• [Goal]
Pick out each line of the records that includes the string "ffffff", and copy it.

• [Data excerpts]
--------

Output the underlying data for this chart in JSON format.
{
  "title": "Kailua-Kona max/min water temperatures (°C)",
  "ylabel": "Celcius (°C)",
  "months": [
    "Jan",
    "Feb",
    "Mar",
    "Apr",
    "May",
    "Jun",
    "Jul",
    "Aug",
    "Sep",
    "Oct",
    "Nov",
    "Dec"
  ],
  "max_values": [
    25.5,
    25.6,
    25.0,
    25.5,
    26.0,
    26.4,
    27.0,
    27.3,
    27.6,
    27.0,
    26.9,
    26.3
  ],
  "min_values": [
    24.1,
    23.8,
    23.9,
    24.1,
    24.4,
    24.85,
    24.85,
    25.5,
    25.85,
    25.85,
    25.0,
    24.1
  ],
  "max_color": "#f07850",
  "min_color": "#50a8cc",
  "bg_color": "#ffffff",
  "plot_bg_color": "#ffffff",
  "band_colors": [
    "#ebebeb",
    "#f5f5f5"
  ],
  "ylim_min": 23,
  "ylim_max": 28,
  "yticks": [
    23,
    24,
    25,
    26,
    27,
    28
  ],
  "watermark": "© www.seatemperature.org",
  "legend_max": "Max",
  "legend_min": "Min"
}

--------

• [Completed exercise]
  "bg_color": "#ffffff",
  "plot_bg_color": "#ffffff",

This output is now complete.